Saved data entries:
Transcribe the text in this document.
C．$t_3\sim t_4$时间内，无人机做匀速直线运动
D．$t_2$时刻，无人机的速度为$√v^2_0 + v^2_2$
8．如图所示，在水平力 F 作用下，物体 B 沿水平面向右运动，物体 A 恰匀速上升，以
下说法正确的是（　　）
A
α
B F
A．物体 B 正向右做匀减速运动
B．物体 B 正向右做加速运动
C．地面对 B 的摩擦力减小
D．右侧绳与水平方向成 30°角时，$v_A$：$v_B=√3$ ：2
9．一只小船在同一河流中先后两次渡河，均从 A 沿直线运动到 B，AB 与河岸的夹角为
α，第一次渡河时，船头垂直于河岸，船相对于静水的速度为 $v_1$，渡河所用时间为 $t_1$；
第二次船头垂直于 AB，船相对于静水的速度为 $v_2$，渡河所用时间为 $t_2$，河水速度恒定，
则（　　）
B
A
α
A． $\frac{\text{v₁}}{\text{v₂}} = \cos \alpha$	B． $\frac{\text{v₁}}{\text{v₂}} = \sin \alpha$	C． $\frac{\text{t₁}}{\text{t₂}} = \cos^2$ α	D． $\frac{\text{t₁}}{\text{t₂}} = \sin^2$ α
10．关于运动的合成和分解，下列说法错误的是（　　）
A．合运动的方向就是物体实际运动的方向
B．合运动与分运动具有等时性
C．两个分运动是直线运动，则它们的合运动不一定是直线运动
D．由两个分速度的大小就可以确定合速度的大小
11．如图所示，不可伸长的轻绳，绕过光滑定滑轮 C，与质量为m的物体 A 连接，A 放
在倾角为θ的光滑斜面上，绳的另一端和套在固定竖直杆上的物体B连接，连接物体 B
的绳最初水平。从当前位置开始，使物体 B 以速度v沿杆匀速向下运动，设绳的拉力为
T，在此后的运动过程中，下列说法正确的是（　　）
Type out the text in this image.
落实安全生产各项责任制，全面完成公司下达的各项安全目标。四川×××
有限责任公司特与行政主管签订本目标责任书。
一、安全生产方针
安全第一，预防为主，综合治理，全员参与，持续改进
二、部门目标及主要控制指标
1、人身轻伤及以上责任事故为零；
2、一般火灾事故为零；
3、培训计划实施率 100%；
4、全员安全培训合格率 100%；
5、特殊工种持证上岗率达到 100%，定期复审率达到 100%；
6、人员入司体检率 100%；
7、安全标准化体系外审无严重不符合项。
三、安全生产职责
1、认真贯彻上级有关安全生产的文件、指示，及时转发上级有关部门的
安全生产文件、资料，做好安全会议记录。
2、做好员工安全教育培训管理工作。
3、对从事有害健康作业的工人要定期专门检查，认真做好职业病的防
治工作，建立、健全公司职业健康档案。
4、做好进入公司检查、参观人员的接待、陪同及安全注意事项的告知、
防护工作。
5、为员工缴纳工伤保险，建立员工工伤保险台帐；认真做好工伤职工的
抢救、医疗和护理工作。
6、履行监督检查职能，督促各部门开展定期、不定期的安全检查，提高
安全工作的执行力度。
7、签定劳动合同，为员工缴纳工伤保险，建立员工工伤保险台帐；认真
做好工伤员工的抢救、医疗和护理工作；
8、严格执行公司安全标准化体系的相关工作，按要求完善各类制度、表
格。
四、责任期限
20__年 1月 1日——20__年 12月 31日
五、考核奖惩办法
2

_Given exercise_
Quote each line of the listing above exactly.

_Solution for this problem_
Transcribe the text in this document.
C．$t_3\sim t_4$时间内，无人机做匀速直线运动
D．$t_2$时刻，无人机的速度为$√v^2_0 + v^2_2$
8．如图所示，在水平力 F 作用下，物体 B 沿水平面向右运动，物体 A 恰匀速上升，以
下说法正确的是（　　）
A
α
B F
A．物体 B 正向右做匀减速运动
B．物体 B 正向右做加速运动
C．地面对 B 的摩擦力减小
D．右侧绳与水平方向成 30°角时，$v_A$：$v_B=√3$ ：2
9．一只小船在同一河流中先后两次渡河，均从 A 沿直线运动到 B，AB 与河岸的夹角为
α，第一次渡河时，船头垂直于河岸，船相对于静水的速度为 $v_1$，渡河所用时间为 $t_1$；
第二次船头垂直于 AB，船相对于静水的速度为 $v_2$，渡河所用时间为 $t_2$，河水速度恒定，
则（　　）
B
A
α
A． $\frac{\text{v₁}}{\text{v₂}} = \cos \alpha$	B． $\frac{\text{v₁}}{\text{v₂}} = \sin \alpha$	C． $\frac{\text{t₁}}{\text{t₂}} = \cos^2$ α	D． $\frac{\text{t₁}}{\text{t₂}} = \sin^2$ α
10．关于运动的合成和分解，下列说法错误的是（　　）
A．合运动的方向就是物体实际运动的方向
B．合运动与分运动具有等时性
C．两个分运动是直线运动，则它们的合运动不一定是直线运动
D．由两个分速度的大小就可以确定合速度的大小
11．如图所示，不可伸长的轻绳，绕过光滑定滑轮 C，与质量为m的物体 A 连接，A 放
在倾角为θ的光滑斜面上，绳的另一端和套在固定竖直杆上的物体B连接，连接物体 B
的绳最初水平。从当前位置开始，使物体 B 以速度v沿杆匀速向下运动，设绳的拉力为
T，在此后的运动过程中，下列说法正确的是（　　）
Type out the text in this image.
落实安全生产各项责任制，全面完成公司下达的各项安全目标。四川×××
有限责任公司特与行政主管签订本目标责任书。
一、安全生产方针
安全第一，预防为主，综合治理，全员参与，持续改进
二、部门目标及主要控制指标
1、人身轻伤及以上责任事故为零；
2、一般火灾事故为零；
3、培训计划实施率 100%；
4、全员安全培训合格率 100%；
5、特殊工种持证上岗率达到 100%，定期复审率达到 100%；
6、人员入司体检率 100%；
7、安全标准化体系外审无严重不符合项。
三、安全生产职责
1、认真贯彻上级有关安全生产的文件、指示，及时转发上级有关部门的
安全生产文件、资料，做好安全会议记录。
2、做好员工安全教育培训管理工作。
3、对从事有害健康作业的工人要定期专门检查，认真做好职业病的防
治工作，建立、健全公司职业健康档案。
4、做好进入公司检查、参观人员的接待、陪同及安全注意事项的告知、
防护工作。
5、为员工缴纳工伤保险，建立员工工伤保险台帐；认真做好工伤职工的
抢救、医疗和护理工作。
6、履行监督检查职能，督促各部门开展定期、不定期的安全检查，提高
安全工作的执行力度。
7、签定劳动合同，为员工缴纳工伤保险，建立员工工伤保险台帐；认真
做好工伤员工的抢救、医疗和护理工作；
8、严格执行公司安全标准化体系的相关工作，按要求完善各类制度、表
格。
四、责任期限
20__年 1月 1日——20__年 12月 31日
五、考核奖惩办法
2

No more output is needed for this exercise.